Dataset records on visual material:
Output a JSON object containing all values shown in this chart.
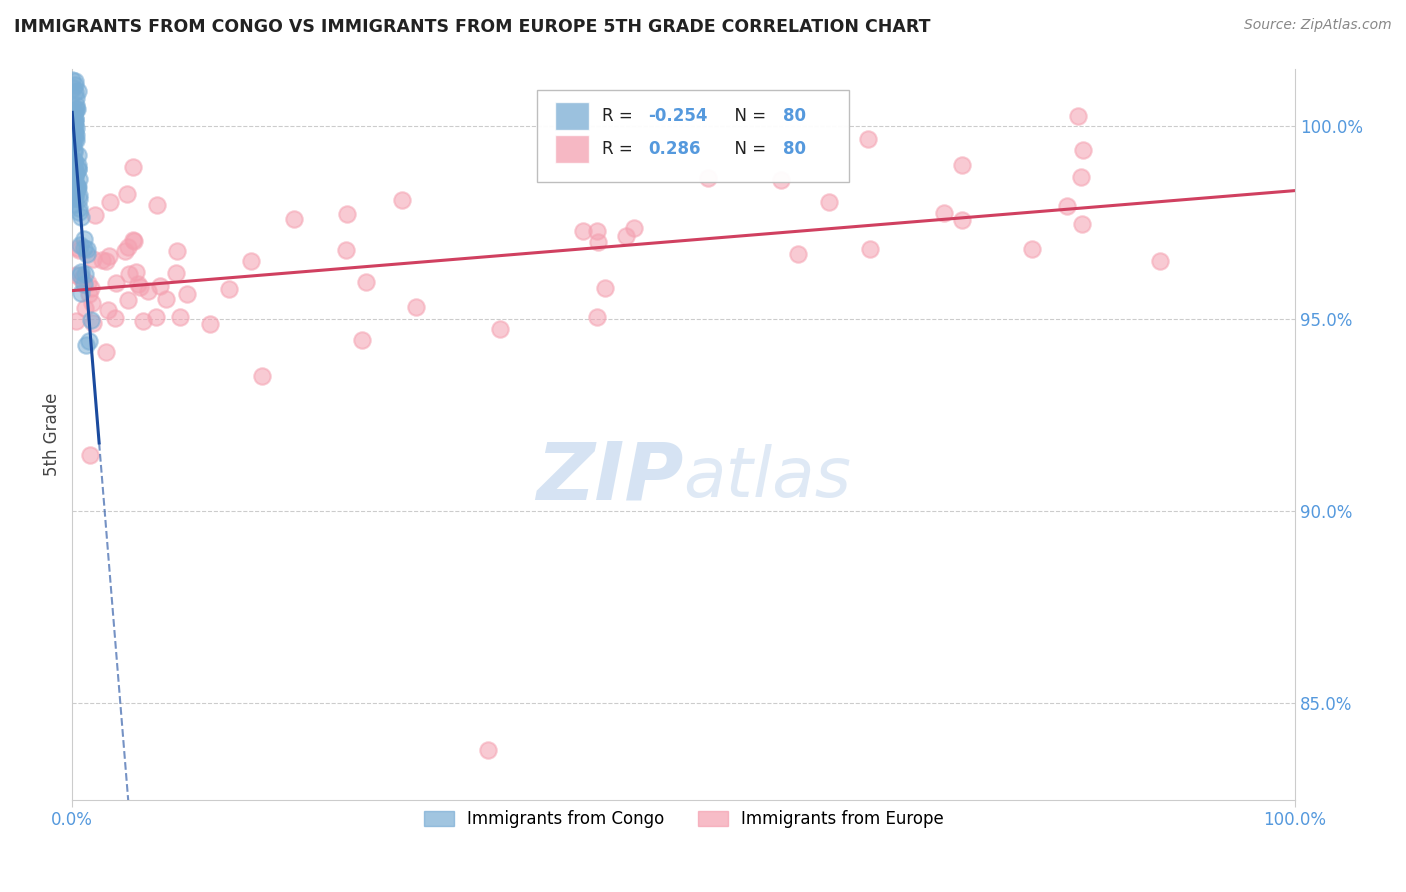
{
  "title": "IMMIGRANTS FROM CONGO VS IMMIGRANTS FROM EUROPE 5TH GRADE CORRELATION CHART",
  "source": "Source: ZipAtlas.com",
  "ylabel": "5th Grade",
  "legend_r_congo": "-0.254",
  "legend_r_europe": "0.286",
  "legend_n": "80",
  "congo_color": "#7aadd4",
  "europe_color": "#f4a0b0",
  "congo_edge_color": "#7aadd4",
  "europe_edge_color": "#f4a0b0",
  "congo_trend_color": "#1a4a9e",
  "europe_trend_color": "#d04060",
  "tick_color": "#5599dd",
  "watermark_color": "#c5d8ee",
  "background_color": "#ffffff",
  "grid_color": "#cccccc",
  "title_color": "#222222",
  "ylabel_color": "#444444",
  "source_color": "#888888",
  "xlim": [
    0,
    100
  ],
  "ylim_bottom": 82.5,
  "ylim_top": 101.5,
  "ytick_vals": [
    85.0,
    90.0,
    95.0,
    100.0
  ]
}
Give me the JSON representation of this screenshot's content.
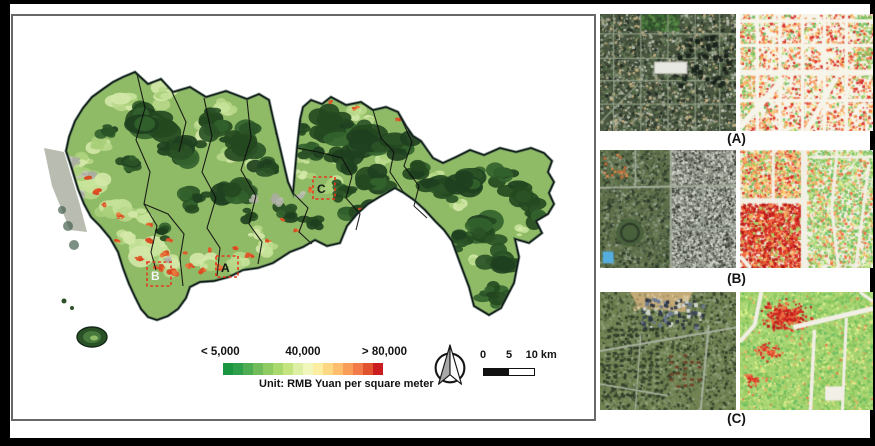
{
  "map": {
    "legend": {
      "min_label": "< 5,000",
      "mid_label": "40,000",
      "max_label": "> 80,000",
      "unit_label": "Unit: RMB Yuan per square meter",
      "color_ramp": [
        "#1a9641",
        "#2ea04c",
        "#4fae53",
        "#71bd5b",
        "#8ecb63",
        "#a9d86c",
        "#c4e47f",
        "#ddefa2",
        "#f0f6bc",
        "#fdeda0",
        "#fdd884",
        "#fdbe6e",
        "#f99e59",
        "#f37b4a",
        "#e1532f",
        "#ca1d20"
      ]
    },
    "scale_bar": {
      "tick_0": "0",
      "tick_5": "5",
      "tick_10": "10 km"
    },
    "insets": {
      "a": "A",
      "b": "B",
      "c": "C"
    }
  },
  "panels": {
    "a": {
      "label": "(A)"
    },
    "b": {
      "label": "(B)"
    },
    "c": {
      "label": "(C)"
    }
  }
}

## Written problem
Write out each line of the data that holds the string "this".

## The solution
Output a JSON object containing all values shown in this chart.
Give me the JSON representation of this screenshot's content.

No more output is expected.